YOUR TASK:
Write the data below out exactly as it stands. Do not include the pictures.

Dataset items:

★ ★ ★

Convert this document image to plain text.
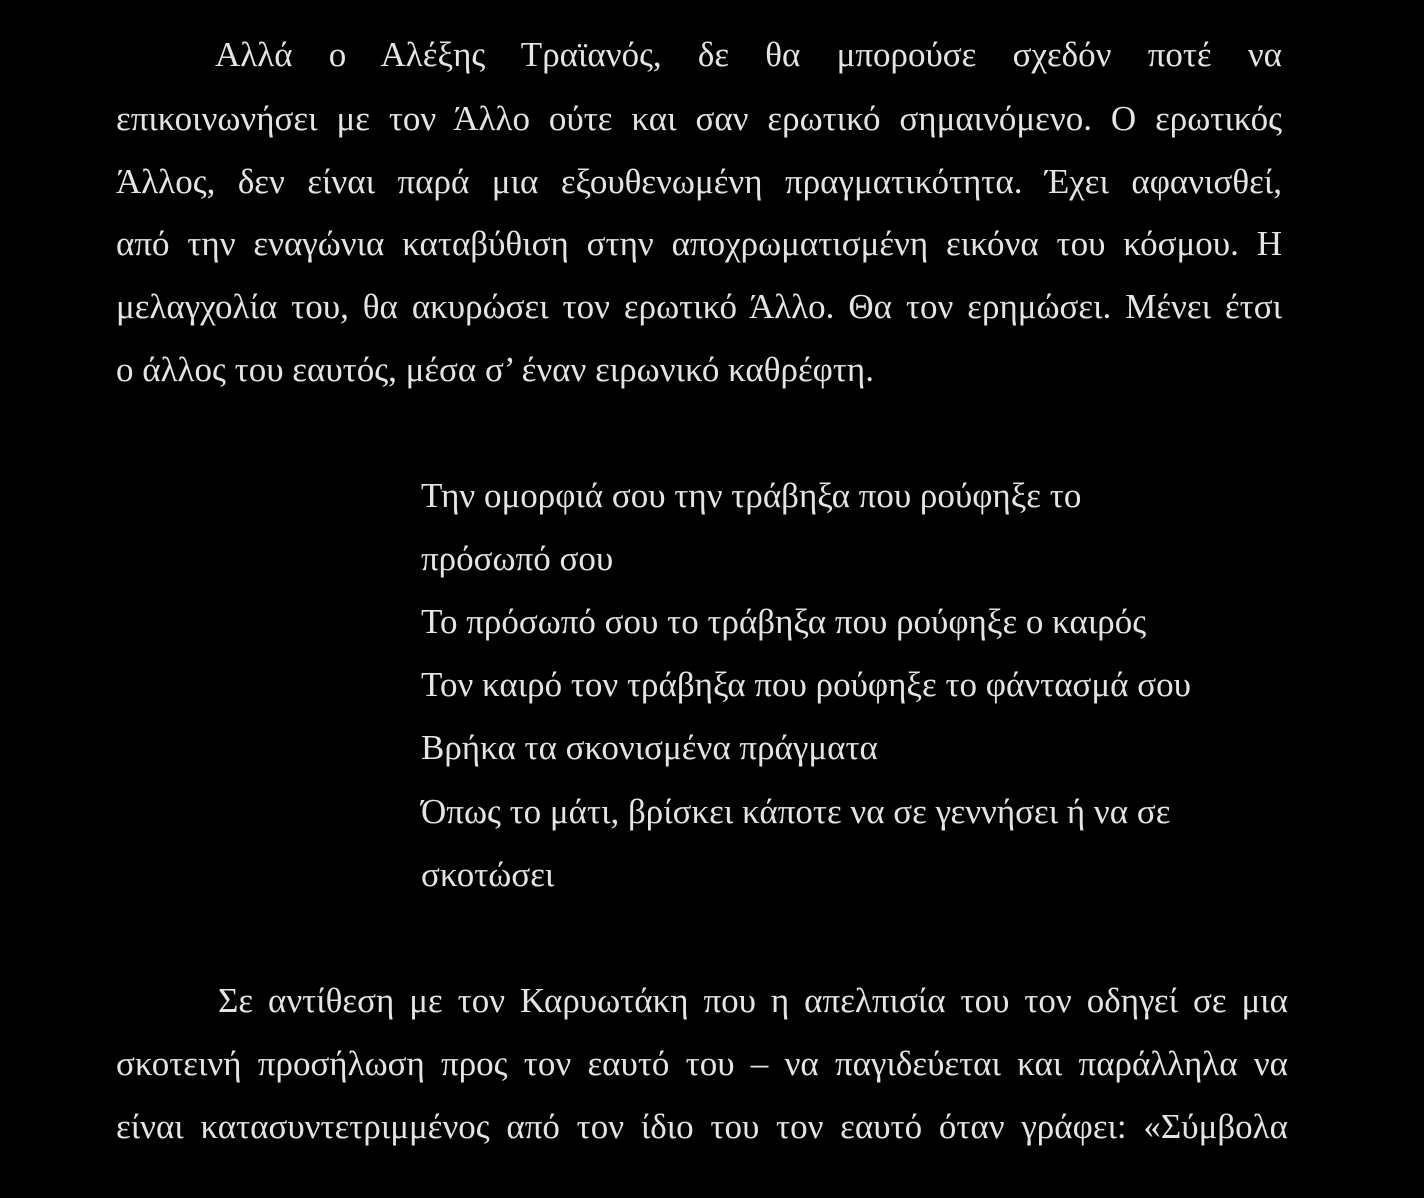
Αλλά ο Αλέξης Τραϊανός, δε θα μπορούσε σχεδόν ποτέ να
επικοινωνήσει με τον Άλλο ούτε και σαν ερωτικό σημαινόμενο. Ο ερωτικός
Άλλος, δεν είναι παρά μια εξουθενωμένη πραγματικότητα. Έχει αφανισθεί,
από την εναγώνια καταβύθιση στην αποχρωματισμένη εικόνα του κόσμου. Η
μελαγχολία του, θα ακυρώσει τον ερωτικό Άλλο. Θα τον ερημώσει. Μένει έτσι
ο άλλος του εαυτός, μέσα σ’ έναν ειρωνικό καθρέφτη.
Την ομορφιά σου την τράβηξα που ρούφηξε το
πρόσωπό σου
Το πρόσωπό σου το τράβηξα που ρούφηξε ο καιρός
Τον καιρό τον τράβηξα που ρούφηξε το φάντασμά σου
Βρήκα τα σκονισμένα πράγματα
Όπως το μάτι, βρίσκει κάποτε να σε γεννήσει ή να σε
σκοτώσει
Σε αντίθεση με τον Καρυωτάκη που η απελπισία του τον οδηγεί σε μια
σκοτεινή προσήλωση προς τον εαυτό του – να παγιδεύεται και παράλληλα να
είναι κατασυντετριμμένος από τον ίδιο του τον εαυτό όταν γράφει: «Σύμβολα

★ ★ ★

TASK SOLUTION:
Convert this document image to plain text.
Αλλά ο Αλέξης Τραϊανός, δε θα μπορούσε σχεδόν ποτέ να
επικοινωνήσει με τον Άλλο ούτε και σαν ερωτικό σημαινόμενο. Ο ερωτικός
Άλλος, δεν είναι παρά μια εξουθενωμένη πραγματικότητα. Έχει αφανισθεί,
από την εναγώνια καταβύθιση στην αποχρωματισμένη εικόνα του κόσμου. Η
μελαγχολία του, θα ακυρώσει τον ερωτικό Άλλο. Θα τον ερημώσει. Μένει έτσι
ο άλλος του εαυτός, μέσα σ’ έναν ειρωνικό καθρέφτη.
Την ομορφιά σου την τράβηξα που ρούφηξε το
πρόσωπό σου
Το πρόσωπό σου το τράβηξα που ρούφηξε ο καιρός
Τον καιρό τον τράβηξα που ρούφηξε το φάντασμά σου
Βρήκα τα σκονισμένα πράγματα
Όπως το μάτι, βρίσκει κάποτε να σε γεννήσει ή να σε
σκοτώσει
Σε αντίθεση με τον Καρυωτάκη που η απελπισία του τον οδηγεί σε μια
σκοτεινή προσήλωση προς τον εαυτό του – να παγιδεύεται και παράλληλα να
είναι κατασυντετριμμένος από τον ίδιο του τον εαυτό όταν γράφει: «Σύμβολα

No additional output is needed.